**What needs to be done:**
Report every line from the material that contains the word "Angst".

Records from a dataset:
--- Start ---

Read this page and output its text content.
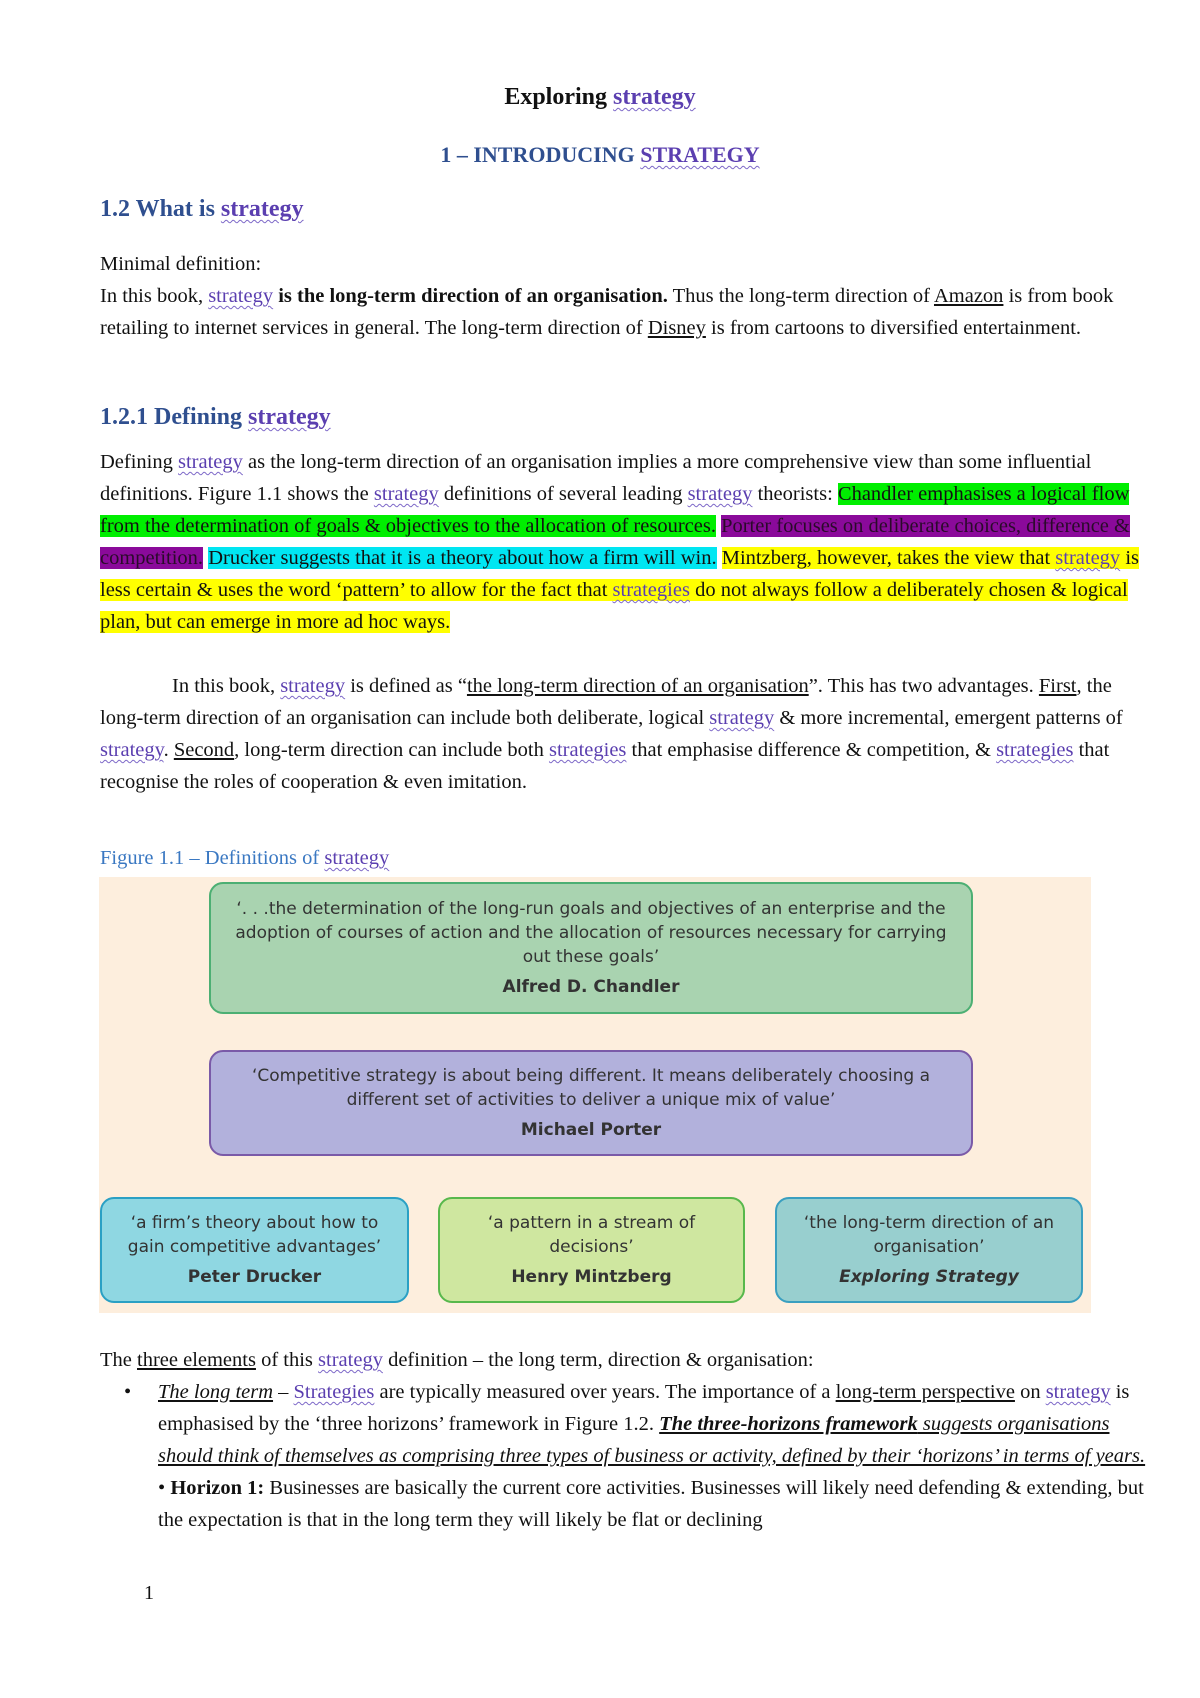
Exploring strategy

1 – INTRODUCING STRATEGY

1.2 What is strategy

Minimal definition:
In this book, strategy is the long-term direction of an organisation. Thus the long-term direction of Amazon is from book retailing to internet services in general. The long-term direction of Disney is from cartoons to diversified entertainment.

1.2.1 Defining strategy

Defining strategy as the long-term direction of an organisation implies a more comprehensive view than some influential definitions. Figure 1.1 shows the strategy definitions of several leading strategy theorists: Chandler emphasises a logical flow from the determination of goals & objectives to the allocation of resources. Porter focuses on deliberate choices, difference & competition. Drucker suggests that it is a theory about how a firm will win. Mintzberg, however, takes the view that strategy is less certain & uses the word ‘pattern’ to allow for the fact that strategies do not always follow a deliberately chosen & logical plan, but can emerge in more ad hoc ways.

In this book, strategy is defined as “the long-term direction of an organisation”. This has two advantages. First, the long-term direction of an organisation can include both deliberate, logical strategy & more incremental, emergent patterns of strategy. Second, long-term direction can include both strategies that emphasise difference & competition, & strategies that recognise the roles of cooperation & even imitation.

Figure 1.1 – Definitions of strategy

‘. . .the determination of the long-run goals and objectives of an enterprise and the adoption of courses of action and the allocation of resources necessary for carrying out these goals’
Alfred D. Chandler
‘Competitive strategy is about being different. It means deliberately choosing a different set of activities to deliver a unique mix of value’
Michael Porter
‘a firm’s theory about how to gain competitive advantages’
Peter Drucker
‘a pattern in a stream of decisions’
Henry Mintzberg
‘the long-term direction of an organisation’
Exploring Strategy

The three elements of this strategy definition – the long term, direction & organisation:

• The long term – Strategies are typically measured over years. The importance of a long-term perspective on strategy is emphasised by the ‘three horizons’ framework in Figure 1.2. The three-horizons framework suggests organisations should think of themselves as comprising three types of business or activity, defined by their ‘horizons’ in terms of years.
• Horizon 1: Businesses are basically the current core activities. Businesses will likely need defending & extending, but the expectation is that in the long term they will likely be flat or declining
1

--- End ---
--- Start ---

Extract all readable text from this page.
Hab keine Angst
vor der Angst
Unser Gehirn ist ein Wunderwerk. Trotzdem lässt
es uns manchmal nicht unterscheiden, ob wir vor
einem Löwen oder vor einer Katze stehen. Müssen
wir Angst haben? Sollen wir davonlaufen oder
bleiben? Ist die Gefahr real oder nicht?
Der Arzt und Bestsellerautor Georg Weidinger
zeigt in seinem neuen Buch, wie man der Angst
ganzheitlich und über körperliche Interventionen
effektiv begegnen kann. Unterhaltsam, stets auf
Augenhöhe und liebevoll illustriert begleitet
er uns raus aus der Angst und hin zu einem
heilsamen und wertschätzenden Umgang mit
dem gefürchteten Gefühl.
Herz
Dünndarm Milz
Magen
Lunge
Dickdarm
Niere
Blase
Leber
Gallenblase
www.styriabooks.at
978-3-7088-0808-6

--- End ---

**Answer:**
Hab keine Angst
vor der Angst
wir Angst haben? Sollen wir davonlaufen oder
zeigt in seinem neuen Buch, wie man der Angst
er uns raus aus der Angst und hin zu einem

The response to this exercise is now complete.